→ **Your instructions**:
Copy every line of the records below character for character, leaving out the pictures.

— Begin —

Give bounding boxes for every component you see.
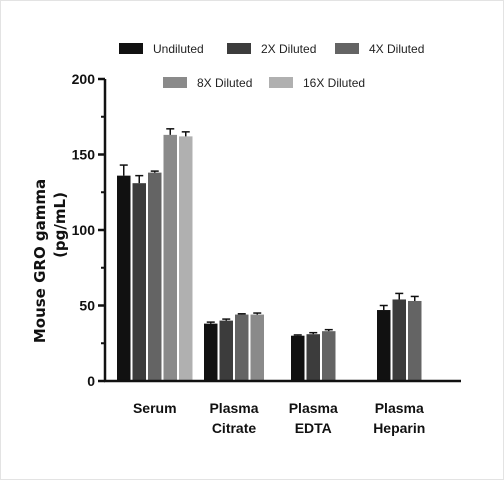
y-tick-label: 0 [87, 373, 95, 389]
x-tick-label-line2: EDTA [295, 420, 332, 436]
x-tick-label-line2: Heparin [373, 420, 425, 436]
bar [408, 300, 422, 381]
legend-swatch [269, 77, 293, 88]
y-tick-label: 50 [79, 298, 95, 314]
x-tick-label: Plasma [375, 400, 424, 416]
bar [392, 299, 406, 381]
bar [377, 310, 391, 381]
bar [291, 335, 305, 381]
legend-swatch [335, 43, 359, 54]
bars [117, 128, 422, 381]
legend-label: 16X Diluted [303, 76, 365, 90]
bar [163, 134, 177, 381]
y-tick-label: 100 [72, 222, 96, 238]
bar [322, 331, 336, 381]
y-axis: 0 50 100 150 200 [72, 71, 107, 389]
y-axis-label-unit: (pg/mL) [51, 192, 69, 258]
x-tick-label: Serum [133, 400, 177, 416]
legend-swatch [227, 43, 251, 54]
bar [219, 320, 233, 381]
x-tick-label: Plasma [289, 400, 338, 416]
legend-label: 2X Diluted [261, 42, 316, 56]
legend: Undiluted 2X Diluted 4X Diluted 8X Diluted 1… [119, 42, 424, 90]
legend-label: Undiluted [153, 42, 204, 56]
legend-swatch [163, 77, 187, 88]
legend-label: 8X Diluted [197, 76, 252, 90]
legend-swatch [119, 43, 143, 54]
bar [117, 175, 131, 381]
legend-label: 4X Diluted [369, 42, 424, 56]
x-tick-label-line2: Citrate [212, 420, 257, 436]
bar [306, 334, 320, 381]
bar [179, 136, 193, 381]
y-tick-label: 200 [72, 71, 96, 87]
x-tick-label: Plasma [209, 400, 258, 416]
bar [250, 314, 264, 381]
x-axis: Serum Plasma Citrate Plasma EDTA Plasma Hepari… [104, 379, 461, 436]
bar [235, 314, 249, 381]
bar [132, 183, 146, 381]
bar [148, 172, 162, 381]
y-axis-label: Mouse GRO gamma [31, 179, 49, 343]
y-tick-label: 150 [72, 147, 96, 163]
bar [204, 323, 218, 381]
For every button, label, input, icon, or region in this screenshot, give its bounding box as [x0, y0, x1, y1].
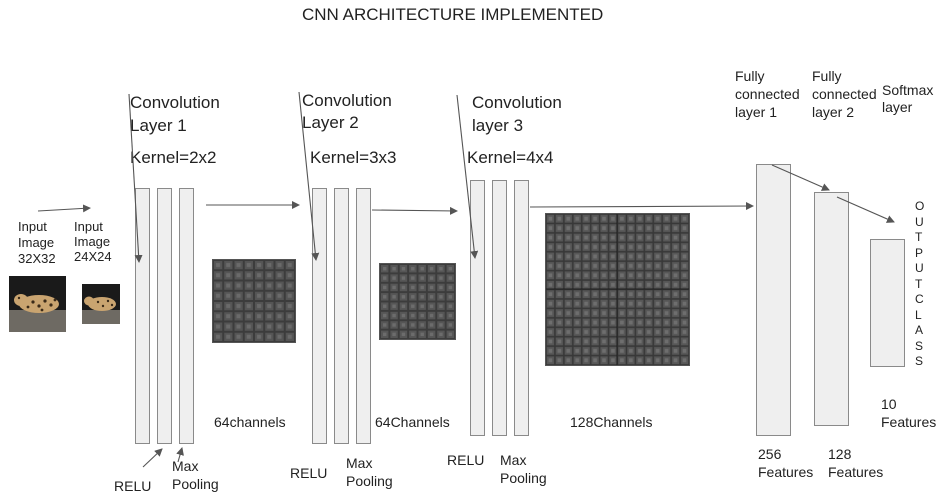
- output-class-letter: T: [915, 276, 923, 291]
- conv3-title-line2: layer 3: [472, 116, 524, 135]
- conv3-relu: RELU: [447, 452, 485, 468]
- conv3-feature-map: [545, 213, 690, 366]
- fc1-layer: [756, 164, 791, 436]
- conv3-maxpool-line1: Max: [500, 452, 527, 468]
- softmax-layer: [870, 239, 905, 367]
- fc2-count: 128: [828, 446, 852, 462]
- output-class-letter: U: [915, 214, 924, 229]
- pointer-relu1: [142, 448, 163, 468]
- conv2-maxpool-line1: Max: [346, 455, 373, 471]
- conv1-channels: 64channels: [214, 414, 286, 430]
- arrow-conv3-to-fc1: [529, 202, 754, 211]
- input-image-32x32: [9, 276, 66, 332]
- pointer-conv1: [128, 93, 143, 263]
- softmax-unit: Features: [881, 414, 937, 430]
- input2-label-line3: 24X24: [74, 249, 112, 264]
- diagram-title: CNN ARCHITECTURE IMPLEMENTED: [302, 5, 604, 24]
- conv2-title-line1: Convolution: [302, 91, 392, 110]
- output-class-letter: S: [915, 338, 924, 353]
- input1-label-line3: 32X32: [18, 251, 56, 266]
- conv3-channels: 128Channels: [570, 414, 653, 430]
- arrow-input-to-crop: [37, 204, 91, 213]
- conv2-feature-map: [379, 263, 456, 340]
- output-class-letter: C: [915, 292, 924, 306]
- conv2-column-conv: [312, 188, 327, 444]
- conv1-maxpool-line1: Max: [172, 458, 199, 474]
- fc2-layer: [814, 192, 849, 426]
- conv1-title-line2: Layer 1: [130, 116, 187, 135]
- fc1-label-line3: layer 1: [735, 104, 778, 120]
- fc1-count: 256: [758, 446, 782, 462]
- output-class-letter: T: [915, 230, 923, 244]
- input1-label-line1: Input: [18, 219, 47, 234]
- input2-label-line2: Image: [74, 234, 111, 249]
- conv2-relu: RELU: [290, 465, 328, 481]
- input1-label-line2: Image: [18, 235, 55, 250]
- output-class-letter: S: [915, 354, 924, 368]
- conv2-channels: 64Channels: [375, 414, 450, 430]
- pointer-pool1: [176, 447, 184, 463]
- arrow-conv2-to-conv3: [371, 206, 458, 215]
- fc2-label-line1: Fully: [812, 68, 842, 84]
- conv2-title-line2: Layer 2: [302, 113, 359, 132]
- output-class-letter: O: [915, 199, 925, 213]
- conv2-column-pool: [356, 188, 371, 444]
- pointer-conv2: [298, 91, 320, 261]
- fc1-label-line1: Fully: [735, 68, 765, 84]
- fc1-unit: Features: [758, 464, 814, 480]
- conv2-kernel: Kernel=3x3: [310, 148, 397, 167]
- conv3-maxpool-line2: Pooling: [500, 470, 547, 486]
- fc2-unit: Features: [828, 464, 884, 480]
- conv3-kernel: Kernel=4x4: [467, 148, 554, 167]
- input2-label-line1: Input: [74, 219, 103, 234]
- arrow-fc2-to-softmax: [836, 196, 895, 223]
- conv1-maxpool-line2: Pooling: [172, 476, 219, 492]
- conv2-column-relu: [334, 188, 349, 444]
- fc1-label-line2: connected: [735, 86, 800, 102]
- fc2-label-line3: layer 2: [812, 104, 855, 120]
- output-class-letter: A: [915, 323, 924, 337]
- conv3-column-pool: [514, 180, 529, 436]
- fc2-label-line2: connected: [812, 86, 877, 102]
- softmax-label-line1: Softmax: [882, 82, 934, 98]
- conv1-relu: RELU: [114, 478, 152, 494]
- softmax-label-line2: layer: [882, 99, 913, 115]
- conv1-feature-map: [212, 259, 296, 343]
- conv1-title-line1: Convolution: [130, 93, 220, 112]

— End —

→ **Solution to this problem**:
Give bounding boxes for every component you see.
y-tick-label: 0 [87, 373, 95, 389]
x-tick-label-line2: EDTA [295, 420, 332, 436]
x-tick-label-line2: Heparin [373, 420, 425, 436]
bar [408, 300, 422, 381]
legend-swatch [269, 77, 293, 88]
y-tick-label: 50 [79, 298, 95, 314]
x-tick-label: Plasma [375, 400, 424, 416]
bar [392, 299, 406, 381]
bar [377, 310, 391, 381]
bar [291, 335, 305, 381]
legend-swatch [335, 43, 359, 54]
bars [117, 128, 422, 381]
legend-label: 16X Diluted [303, 76, 365, 90]
bar [163, 134, 177, 381]
y-tick-label: 100 [72, 222, 96, 238]
bar [322, 331, 336, 381]
y-axis: 0 50 100 150 200 [72, 71, 107, 389]
y-axis-label-unit: (pg/mL) [51, 192, 69, 258]
x-tick-label: Serum [133, 400, 177, 416]
legend-swatch [227, 43, 251, 54]
bar [219, 320, 233, 381]
x-tick-label: Plasma [289, 400, 338, 416]
legend-label: 2X Diluted [261, 42, 316, 56]
legend: Undiluted 2X Diluted 4X Diluted 8X Diluted 1… [119, 42, 424, 90]
legend-label: Undiluted [153, 42, 204, 56]
legend-swatch [163, 77, 187, 88]
legend-label: 8X Diluted [197, 76, 252, 90]
legend-swatch [119, 43, 143, 54]
bar [117, 175, 131, 381]
legend-label: 4X Diluted [369, 42, 424, 56]
x-tick-label-line2: Citrate [212, 420, 257, 436]
bar [306, 334, 320, 381]
bar [179, 136, 193, 381]
y-tick-label: 200 [72, 71, 96, 87]
x-tick-label: Plasma [209, 400, 258, 416]
bar [250, 314, 264, 381]
x-axis: Serum Plasma Citrate Plasma EDTA Plasma Hepari… [104, 379, 461, 436]
bar [235, 314, 249, 381]
bar [132, 183, 146, 381]
bar [148, 172, 162, 381]
y-axis-label: Mouse GRO gamma [31, 179, 49, 343]
y-tick-label: 150 [72, 147, 96, 163]
bar [204, 323, 218, 381]
For every button, label, input, icon, or region in this screenshot, give its bounding box as [x0, y0, x1, y1].
- output-class-letter: T: [915, 276, 923, 291]
- conv3-title-line2: layer 3: [472, 116, 524, 135]
- conv3-relu: RELU: [447, 452, 485, 468]
- conv3-feature-map: [545, 213, 690, 366]
- fc1-layer: [756, 164, 791, 436]
- conv3-maxpool-line1: Max: [500, 452, 527, 468]
- softmax-layer: [870, 239, 905, 367]
- fc2-count: 128: [828, 446, 852, 462]
- output-class-letter: U: [915, 214, 924, 229]
- pointer-relu1: [142, 448, 163, 468]
- conv2-maxpool-line1: Max: [346, 455, 373, 471]
- conv1-channels: 64channels: [214, 414, 286, 430]
- arrow-conv3-to-fc1: [529, 202, 754, 211]
- input-image-32x32: [9, 276, 66, 332]
- pointer-conv1: [128, 93, 143, 263]
- softmax-unit: Features: [881, 414, 937, 430]
- input2-label-line3: 24X24: [74, 249, 112, 264]
- diagram-title: CNN ARCHITECTURE IMPLEMENTED: [302, 5, 604, 24]
- conv2-title-line1: Convolution: [302, 91, 392, 110]
- output-class-letter: S: [915, 338, 924, 353]
- input1-label-line3: 32X32: [18, 251, 56, 266]
- conv3-channels: 128Channels: [570, 414, 653, 430]
- arrow-input-to-crop: [37, 204, 91, 213]
- conv2-feature-map: [379, 263, 456, 340]
- output-class-letter: C: [915, 292, 924, 306]
- conv2-column-conv: [312, 188, 327, 444]
- conv1-maxpool-line1: Max: [172, 458, 199, 474]
- fc2-layer: [814, 192, 849, 426]
- conv1-title-line2: Layer 1: [130, 116, 187, 135]
- fc1-label-line3: layer 1: [735, 104, 778, 120]
- fc1-count: 256: [758, 446, 782, 462]
- output-class-letter: T: [915, 230, 923, 244]
- input1-label-line1: Input: [18, 219, 47, 234]
- input2-label-line2: Image: [74, 234, 111, 249]
- conv2-relu: RELU: [290, 465, 328, 481]
- input1-label-line2: Image: [18, 235, 55, 250]
- output-class-letter: S: [915, 354, 924, 368]
- conv2-channels: 64Channels: [375, 414, 450, 430]
- pointer-pool1: [176, 447, 184, 463]
- arrow-conv2-to-conv3: [371, 206, 458, 215]
- fc2-label-line1: Fully: [812, 68, 842, 84]
- conv2-title-line2: Layer 2: [302, 113, 359, 132]
- output-class-letter: O: [915, 199, 925, 213]
- conv2-column-pool: [356, 188, 371, 444]
- pointer-conv2: [298, 91, 320, 261]
- fc1-label-line1: Fully: [735, 68, 765, 84]
- fc1-unit: Features: [758, 464, 814, 480]
- conv2-kernel: Kernel=3x3: [310, 148, 397, 167]
- conv3-maxpool-line2: Pooling: [500, 470, 547, 486]
- fc2-unit: Features: [828, 464, 884, 480]
- conv3-kernel: Kernel=4x4: [467, 148, 554, 167]
- input2-label-line1: Input: [74, 219, 103, 234]
- arrow-fc2-to-softmax: [836, 196, 895, 223]
- conv1-maxpool-line2: Pooling: [172, 476, 219, 492]
- conv2-column-relu: [334, 188, 349, 444]
- fc1-label-line2: connected: [735, 86, 800, 102]
- fc2-label-line3: layer 2: [812, 104, 855, 120]
- output-class-letter: A: [915, 323, 924, 337]
- conv3-column-pool: [514, 180, 529, 436]
- fc2-label-line2: connected: [812, 86, 877, 102]
- softmax-label-line1: Softmax: [882, 82, 934, 98]
- conv1-relu: RELU: [114, 478, 152, 494]
- softmax-label-line2: layer: [882, 99, 913, 115]
- conv1-feature-map: [212, 259, 296, 343]
- conv1-title-line1: Convolution: [130, 93, 220, 112]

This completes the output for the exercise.